(Collection entries)
»»

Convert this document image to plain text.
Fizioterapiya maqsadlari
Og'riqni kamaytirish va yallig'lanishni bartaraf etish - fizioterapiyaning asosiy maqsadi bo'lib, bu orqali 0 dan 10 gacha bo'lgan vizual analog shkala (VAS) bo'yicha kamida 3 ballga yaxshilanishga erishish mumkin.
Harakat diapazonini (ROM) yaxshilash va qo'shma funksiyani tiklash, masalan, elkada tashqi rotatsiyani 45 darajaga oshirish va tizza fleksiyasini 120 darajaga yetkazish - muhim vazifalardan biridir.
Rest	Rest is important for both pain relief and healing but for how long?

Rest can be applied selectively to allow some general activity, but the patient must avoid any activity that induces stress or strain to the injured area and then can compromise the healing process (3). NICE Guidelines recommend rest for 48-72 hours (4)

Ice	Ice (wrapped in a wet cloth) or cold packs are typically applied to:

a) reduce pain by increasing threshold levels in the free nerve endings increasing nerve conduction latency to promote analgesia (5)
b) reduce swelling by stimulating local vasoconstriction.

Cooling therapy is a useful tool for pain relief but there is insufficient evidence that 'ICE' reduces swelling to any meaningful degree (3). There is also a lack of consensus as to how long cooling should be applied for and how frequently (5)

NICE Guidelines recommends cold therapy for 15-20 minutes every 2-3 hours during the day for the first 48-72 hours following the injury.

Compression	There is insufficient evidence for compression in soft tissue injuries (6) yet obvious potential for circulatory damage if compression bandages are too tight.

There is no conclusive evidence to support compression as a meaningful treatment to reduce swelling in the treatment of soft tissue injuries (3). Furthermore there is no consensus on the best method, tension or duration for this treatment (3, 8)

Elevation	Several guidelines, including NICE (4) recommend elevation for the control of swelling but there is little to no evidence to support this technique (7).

««

=== Stated task ===
Write down all the entries again without a single difference.

=== Result of this exercise ===
Convert this document image to plain text.
Fizioterapiya maqsadlari
Og'riqni kamaytirish va yallig'lanishni bartaraf etish - fizioterapiyaning asosiy maqsadi bo'lib, bu orqali 0 dan 10 gacha bo'lgan vizual analog shkala (VAS) bo'yicha kamida 3 ballga yaxshilanishga erishish mumkin.
Harakat diapazonini (ROM) yaxshilash va qo'shma funksiyani tiklash, masalan, elkada tashqi rotatsiyani 45 darajaga oshirish va tizza fleksiyasini 120 darajaga yetkazish - muhim vazifalardan biridir.
Rest	Rest is important for both pain relief and healing but for how long?

Rest can be applied selectively to allow some general activity, but the patient must avoid any activity that induces stress or strain to the injured area and then can compromise the healing process (3). NICE Guidelines recommend rest for 48-72 hours (4)

Ice	Ice (wrapped in a wet cloth) or cold packs are typically applied to:

a) reduce pain by increasing threshold levels in the free nerve endings increasing nerve conduction latency to promote analgesia (5)
b) reduce swelling by stimulating local vasoconstriction.

Cooling therapy is a useful tool for pain relief but there is insufficient evidence that 'ICE' reduces swelling to any meaningful degree (3). There is also a lack of consensus as to how long cooling should be applied for and how frequently (5)

NICE Guidelines recommends cold therapy for 15-20 minutes every 2-3 hours during the day for the first 48-72 hours following the injury.

Compression	There is insufficient evidence for compression in soft tissue injuries (6) yet obvious potential for circulatory damage if compression bandages are too tight.

There is no conclusive evidence to support compression as a meaningful treatment to reduce swelling in the treatment of soft tissue injuries (3). Furthermore there is no consensus on the best method, tension or duration for this treatment (3, 8)

Elevation	Several guidelines, including NICE (4) recommend elevation for the control of swelling but there is little to no evidence to support this technique (7).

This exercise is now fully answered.